++++ SOURCE MATERIAL

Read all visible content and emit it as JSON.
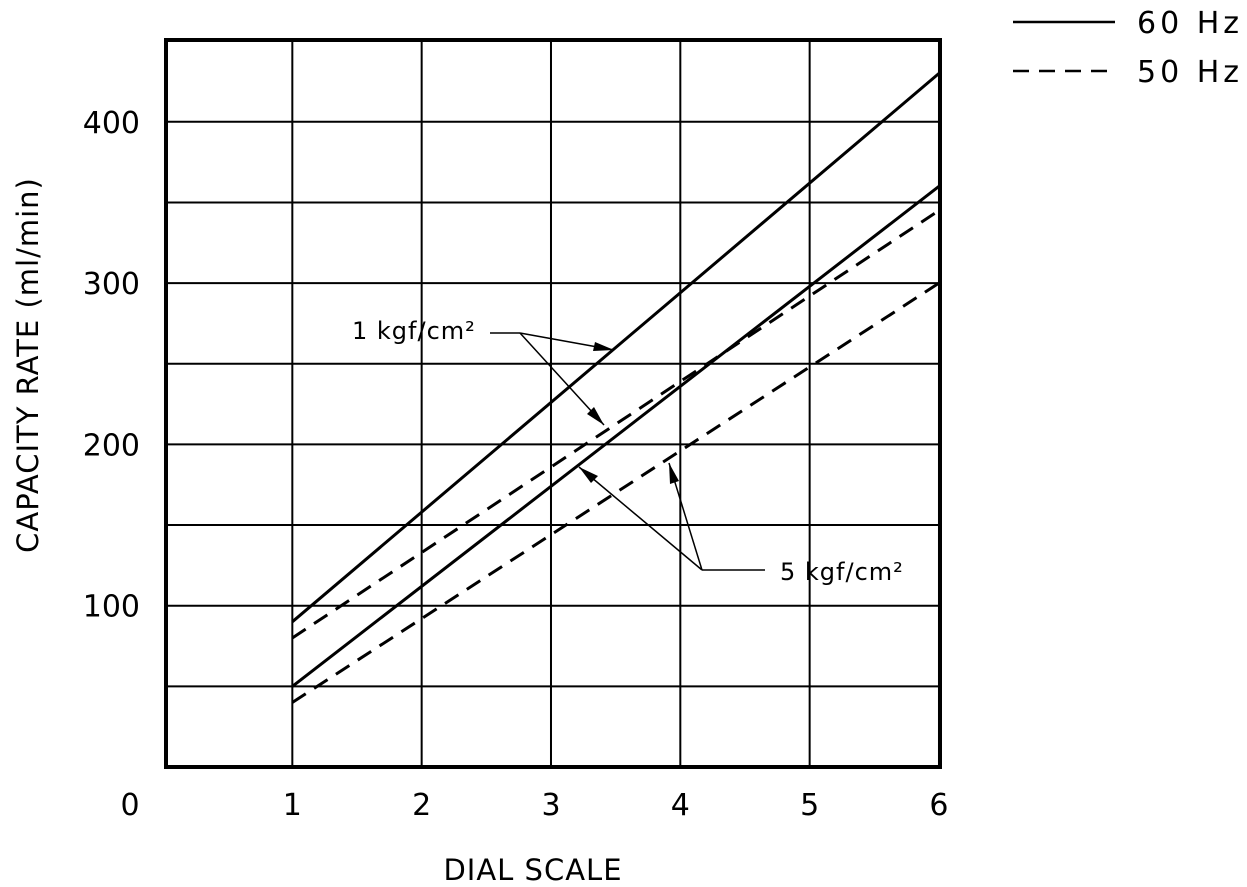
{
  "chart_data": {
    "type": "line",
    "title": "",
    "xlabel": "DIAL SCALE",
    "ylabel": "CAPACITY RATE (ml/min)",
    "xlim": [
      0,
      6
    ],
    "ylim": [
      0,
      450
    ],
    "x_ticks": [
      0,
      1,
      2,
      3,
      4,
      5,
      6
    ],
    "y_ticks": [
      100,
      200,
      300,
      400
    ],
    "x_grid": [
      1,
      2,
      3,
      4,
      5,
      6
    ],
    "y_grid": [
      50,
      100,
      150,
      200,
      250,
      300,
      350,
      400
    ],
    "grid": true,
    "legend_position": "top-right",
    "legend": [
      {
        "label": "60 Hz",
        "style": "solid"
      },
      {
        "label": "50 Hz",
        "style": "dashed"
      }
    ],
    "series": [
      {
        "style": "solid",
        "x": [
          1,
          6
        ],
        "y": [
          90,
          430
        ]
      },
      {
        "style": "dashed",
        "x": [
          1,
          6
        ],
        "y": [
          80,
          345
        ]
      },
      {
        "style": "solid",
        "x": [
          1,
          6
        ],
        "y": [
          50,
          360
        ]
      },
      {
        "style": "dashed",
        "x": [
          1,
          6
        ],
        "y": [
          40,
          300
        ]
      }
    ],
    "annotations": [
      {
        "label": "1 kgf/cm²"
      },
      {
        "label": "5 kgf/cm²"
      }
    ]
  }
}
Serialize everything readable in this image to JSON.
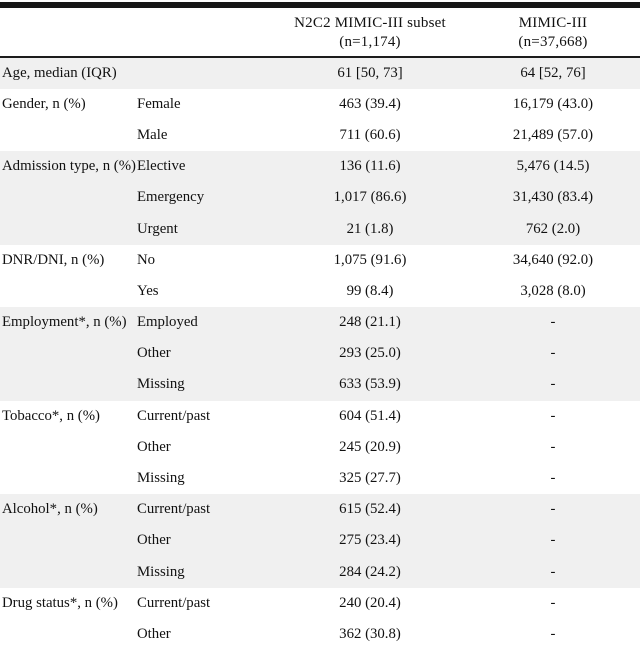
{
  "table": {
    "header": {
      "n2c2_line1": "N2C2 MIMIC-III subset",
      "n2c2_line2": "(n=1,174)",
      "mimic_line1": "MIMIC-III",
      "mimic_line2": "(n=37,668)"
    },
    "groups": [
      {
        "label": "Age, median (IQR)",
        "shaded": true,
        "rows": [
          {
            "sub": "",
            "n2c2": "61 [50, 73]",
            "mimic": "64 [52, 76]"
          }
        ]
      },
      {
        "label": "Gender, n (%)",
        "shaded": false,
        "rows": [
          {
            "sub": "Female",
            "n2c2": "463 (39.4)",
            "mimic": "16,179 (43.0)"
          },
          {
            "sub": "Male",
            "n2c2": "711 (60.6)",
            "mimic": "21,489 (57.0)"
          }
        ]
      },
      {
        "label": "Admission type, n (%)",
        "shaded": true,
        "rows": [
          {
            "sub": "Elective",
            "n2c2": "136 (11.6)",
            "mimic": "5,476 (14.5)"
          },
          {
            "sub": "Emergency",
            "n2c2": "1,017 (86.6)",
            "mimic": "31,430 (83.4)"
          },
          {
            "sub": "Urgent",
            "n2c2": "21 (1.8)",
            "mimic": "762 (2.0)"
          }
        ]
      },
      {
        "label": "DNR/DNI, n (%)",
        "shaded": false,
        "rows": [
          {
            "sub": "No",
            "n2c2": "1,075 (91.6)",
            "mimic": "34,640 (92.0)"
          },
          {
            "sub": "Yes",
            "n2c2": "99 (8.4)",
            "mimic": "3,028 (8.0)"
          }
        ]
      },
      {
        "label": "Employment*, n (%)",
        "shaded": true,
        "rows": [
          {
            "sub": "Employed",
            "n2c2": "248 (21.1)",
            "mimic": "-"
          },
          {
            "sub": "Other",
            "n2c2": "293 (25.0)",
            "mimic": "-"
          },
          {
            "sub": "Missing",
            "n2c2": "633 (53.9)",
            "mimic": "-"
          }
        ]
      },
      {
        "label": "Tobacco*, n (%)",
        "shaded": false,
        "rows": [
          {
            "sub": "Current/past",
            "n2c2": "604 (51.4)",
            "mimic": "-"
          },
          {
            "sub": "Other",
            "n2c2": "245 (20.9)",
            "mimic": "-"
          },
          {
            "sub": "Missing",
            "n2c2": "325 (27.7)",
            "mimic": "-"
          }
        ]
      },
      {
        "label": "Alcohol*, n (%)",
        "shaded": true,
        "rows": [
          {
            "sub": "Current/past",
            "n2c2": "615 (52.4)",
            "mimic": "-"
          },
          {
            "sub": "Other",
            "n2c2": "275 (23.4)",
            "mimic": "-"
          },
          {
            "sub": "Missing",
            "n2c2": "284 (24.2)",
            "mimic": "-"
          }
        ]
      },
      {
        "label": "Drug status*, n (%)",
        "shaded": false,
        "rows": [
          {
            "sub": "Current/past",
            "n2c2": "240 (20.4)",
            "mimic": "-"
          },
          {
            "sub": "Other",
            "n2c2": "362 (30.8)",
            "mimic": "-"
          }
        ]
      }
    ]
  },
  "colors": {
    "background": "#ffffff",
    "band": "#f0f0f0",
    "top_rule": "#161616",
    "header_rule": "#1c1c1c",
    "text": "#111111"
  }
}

++++++++

• SHORT PROBLEM: Quote the material in full and exactly; do not carry over its pictures.

• REPLY TO THE TASK:
Read all visible content and emit it as JSON.
{
  "chart_data": {
    "type": "line",
    "title": "",
    "xlabel": "DIAL SCALE",
    "ylabel": "CAPACITY RATE (ml/min)",
    "xlim": [
      0,
      6
    ],
    "ylim": [
      0,
      450
    ],
    "x_ticks": [
      0,
      1,
      2,
      3,
      4,
      5,
      6
    ],
    "y_ticks": [
      100,
      200,
      300,
      400
    ],
    "x_grid": [
      1,
      2,
      3,
      4,
      5,
      6
    ],
    "y_grid": [
      50,
      100,
      150,
      200,
      250,
      300,
      350,
      400
    ],
    "grid": true,
    "legend_position": "top-right",
    "legend": [
      {
        "label": "60 Hz",
        "style": "solid"
      },
      {
        "label": "50 Hz",
        "style": "dashed"
      }
    ],
    "series": [
      {
        "style": "solid",
        "x": [
          1,
          6
        ],
        "y": [
          90,
          430
        ]
      },
      {
        "style": "dashed",
        "x": [
          1,
          6
        ],
        "y": [
          80,
          345
        ]
      },
      {
        "style": "solid",
        "x": [
          1,
          6
        ],
        "y": [
          50,
          360
        ]
      },
      {
        "style": "dashed",
        "x": [
          1,
          6
        ],
        "y": [
          40,
          300
        ]
      }
    ],
    "annotations": [
      {
        "label": "1 kgf/cm²"
      },
      {
        "label": "5 kgf/cm²"
      }
    ]
  }
}
Serialize everything readable in this image to JSON.
{
  "table": {
    "header": {
      "n2c2_line1": "N2C2 MIMIC-III subset",
      "n2c2_line2": "(n=1,174)",
      "mimic_line1": "MIMIC-III",
      "mimic_line2": "(n=37,668)"
    },
    "groups": [
      {
        "label": "Age, median (IQR)",
        "shaded": true,
        "rows": [
          {
            "sub": "",
            "n2c2": "61 [50, 73]",
            "mimic": "64 [52, 76]"
          }
        ]
      },
      {
        "label": "Gender, n (%)",
        "shaded": false,
        "rows": [
          {
            "sub": "Female",
            "n2c2": "463 (39.4)",
            "mimic": "16,179 (43.0)"
          },
          {
            "sub": "Male",
            "n2c2": "711 (60.6)",
            "mimic": "21,489 (57.0)"
          }
        ]
      },
      {
        "label": "Admission type, n (%)",
        "shaded": true,
        "rows": [
          {
            "sub": "Elective",
            "n2c2": "136 (11.6)",
            "mimic": "5,476 (14.5)"
          },
          {
            "sub": "Emergency",
            "n2c2": "1,017 (86.6)",
            "mimic": "31,430 (83.4)"
          },
          {
            "sub": "Urgent",
            "n2c2": "21 (1.8)",
            "mimic": "762 (2.0)"
          }
        ]
      },
      {
        "label": "DNR/DNI, n (%)",
        "shaded": false,
        "rows": [
          {
            "sub": "No",
            "n2c2": "1,075 (91.6)",
            "mimic": "34,640 (92.0)"
          },
          {
            "sub": "Yes",
            "n2c2": "99 (8.4)",
            "mimic": "3,028 (8.0)"
          }
        ]
      },
      {
        "label": "Employment*, n (%)",
        "shaded": true,
        "rows": [
          {
            "sub": "Employed",
            "n2c2": "248 (21.1)",
            "mimic": "-"
          },
          {
            "sub": "Other",
            "n2c2": "293 (25.0)",
            "mimic": "-"
          },
          {
            "sub": "Missing",
            "n2c2": "633 (53.9)",
            "mimic": "-"
          }
        ]
      },
      {
        "label": "Tobacco*, n (%)",
        "shaded": false,
        "rows": [
          {
            "sub": "Current/past",
            "n2c2": "604 (51.4)",
            "mimic": "-"
          },
          {
            "sub": "Other",
            "n2c2": "245 (20.9)",
            "mimic": "-"
          },
          {
            "sub": "Missing",
            "n2c2": "325 (27.7)",
            "mimic": "-"
          }
        ]
      },
      {
        "label": "Alcohol*, n (%)",
        "shaded": true,
        "rows": [
          {
            "sub": "Current/past",
            "n2c2": "615 (52.4)",
            "mimic": "-"
          },
          {
            "sub": "Other",
            "n2c2": "275 (23.4)",
            "mimic": "-"
          },
          {
            "sub": "Missing",
            "n2c2": "284 (24.2)",
            "mimic": "-"
          }
        ]
      },
      {
        "label": "Drug status*, n (%)",
        "shaded": false,
        "rows": [
          {
            "sub": "Current/past",
            "n2c2": "240 (20.4)",
            "mimic": "-"
          },
          {
            "sub": "Other",
            "n2c2": "362 (30.8)",
            "mimic": "-"
          }
        ]
      }
    ]
  },
  "colors": {
    "background": "#ffffff",
    "band": "#f0f0f0",
    "top_rule": "#161616",
    "header_rule": "#1c1c1c",
    "text": "#111111"
  }
}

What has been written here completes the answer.